## BEGIN RECORDS FOR THE EXERCISE

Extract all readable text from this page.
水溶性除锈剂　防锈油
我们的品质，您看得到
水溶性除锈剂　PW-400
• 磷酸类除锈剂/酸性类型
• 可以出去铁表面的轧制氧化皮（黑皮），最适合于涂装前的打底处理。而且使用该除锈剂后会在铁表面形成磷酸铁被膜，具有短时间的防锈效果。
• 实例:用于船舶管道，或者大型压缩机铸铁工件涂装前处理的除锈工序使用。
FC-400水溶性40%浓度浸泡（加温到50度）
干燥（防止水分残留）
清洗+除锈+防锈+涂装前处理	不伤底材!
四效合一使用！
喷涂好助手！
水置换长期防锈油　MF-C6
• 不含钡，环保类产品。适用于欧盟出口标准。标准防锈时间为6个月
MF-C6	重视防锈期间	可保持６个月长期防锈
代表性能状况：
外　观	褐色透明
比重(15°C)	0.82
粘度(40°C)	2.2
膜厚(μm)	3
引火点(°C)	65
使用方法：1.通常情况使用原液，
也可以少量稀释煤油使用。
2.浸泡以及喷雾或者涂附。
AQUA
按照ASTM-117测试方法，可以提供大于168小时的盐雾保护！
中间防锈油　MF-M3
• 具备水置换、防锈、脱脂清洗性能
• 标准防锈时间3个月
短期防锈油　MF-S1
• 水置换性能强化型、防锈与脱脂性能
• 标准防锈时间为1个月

## END RECORDS FOR THE EXERCISE

◆ WRITTEN EXERCISE:
Restate every line of the data word for word.

◆ WRITTEN RESPONSE:
Extract all readable text from this page.
水溶性除锈剂　防锈油
我们的品质，您看得到
水溶性除锈剂　PW-400
• 磷酸类除锈剂/酸性类型
• 可以出去铁表面的轧制氧化皮（黑皮），最适合于涂装前的打底处理。而且使用该除锈剂后会在铁表面形成磷酸铁被膜，具有短时间的防锈效果。
• 实例:用于船舶管道，或者大型压缩机铸铁工件涂装前处理的除锈工序使用。
FC-400水溶性40%浓度浸泡（加温到50度）
干燥（防止水分残留）
清洗+除锈+防锈+涂装前处理	不伤底材!
四效合一使用！
喷涂好助手！
水置换长期防锈油　MF-C6
• 不含钡，环保类产品。适用于欧盟出口标准。标准防锈时间为6个月
MF-C6	重视防锈期间	可保持６个月长期防锈
代表性能状况：
外　观	褐色透明
比重(15°C)	0.82
粘度(40°C)	2.2
膜厚(μm)	3
引火点(°C)	65
使用方法：1.通常情况使用原液，
也可以少量稀释煤油使用。
2.浸泡以及喷雾或者涂附。
AQUA
按照ASTM-117测试方法，可以提供大于168小时的盐雾保护！
中间防锈油　MF-M3
• 具备水置换、防锈、脱脂清洗性能
• 标准防锈时间3个月
短期防锈油　MF-S1
• 水置换性能强化型、防锈与脱脂性能
• 标准防锈时间为1个月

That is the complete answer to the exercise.